Return all lines below containing the word "Positive".

Chart and figure data
·····

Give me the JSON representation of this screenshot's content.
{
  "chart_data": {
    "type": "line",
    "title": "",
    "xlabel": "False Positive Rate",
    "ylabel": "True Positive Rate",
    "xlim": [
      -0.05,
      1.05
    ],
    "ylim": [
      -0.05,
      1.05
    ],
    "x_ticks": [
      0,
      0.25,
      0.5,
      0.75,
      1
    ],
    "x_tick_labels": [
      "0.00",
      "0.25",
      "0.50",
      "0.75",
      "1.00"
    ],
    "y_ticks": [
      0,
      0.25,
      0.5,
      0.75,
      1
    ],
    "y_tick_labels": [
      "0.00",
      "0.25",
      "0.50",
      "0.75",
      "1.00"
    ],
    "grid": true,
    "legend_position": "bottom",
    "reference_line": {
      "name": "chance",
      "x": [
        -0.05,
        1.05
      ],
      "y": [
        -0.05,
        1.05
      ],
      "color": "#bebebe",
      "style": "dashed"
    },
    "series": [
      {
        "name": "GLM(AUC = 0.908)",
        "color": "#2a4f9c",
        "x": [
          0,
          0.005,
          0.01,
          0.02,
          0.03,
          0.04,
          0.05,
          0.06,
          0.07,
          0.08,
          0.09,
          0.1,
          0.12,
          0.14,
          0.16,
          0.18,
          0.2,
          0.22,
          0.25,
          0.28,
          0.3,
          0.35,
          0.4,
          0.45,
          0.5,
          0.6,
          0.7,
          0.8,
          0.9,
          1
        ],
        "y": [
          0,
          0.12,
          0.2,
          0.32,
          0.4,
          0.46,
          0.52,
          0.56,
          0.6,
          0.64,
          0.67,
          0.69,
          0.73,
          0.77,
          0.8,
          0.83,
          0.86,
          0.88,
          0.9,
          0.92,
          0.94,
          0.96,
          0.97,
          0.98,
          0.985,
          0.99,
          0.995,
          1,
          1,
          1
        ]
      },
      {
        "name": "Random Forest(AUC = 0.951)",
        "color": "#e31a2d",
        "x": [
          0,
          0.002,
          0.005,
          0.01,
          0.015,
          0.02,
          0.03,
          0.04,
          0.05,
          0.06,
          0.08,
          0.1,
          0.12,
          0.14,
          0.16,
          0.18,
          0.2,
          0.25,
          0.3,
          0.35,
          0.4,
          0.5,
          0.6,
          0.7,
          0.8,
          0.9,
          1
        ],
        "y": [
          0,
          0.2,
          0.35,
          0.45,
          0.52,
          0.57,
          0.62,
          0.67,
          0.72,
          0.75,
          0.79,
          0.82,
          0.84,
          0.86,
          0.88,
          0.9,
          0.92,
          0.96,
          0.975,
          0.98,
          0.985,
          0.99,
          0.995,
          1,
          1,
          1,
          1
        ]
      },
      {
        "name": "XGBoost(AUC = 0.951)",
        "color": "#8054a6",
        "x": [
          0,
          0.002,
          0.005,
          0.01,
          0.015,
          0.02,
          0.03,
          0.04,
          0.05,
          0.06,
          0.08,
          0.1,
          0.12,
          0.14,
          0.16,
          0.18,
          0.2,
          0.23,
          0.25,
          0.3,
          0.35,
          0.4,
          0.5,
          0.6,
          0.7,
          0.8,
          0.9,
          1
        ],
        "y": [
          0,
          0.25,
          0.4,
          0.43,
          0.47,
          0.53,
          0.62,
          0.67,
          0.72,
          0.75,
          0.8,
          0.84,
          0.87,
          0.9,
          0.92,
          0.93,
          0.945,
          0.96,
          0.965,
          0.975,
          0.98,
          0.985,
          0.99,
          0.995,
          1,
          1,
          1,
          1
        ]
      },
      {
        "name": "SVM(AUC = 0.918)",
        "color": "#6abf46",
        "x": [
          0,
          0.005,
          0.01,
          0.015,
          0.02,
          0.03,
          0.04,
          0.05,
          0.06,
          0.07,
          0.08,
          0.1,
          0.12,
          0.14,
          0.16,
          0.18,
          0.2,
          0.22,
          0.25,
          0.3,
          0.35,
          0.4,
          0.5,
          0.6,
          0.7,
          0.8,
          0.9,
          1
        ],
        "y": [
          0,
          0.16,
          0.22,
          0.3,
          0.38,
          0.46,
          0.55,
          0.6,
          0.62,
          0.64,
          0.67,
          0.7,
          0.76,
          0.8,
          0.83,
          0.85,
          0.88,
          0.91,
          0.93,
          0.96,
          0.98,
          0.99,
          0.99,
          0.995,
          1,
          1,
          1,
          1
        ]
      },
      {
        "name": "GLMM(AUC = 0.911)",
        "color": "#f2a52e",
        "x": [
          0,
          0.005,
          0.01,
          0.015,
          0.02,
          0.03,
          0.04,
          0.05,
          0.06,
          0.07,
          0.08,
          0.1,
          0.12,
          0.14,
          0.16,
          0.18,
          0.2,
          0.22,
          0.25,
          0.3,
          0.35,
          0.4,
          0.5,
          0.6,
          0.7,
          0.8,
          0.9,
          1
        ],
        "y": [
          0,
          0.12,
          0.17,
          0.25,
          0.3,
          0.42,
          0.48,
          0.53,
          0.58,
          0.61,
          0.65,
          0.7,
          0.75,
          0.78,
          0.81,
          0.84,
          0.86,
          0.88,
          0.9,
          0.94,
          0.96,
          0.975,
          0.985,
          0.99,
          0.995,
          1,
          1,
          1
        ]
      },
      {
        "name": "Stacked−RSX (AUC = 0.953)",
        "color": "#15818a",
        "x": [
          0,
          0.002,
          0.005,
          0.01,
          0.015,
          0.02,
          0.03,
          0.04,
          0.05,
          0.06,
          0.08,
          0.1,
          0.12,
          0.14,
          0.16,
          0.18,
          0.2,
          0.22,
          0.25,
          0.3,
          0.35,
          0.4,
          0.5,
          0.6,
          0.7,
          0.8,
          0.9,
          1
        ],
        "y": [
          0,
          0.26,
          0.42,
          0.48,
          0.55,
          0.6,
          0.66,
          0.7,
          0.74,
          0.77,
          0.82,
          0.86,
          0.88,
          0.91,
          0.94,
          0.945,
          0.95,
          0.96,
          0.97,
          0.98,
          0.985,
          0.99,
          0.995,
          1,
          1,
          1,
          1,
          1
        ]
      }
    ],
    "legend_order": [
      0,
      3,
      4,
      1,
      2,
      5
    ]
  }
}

·····

• FULL SOLUTION:
    "xlabel": "False Positive Rate",
    "ylabel": "True Positive Rate",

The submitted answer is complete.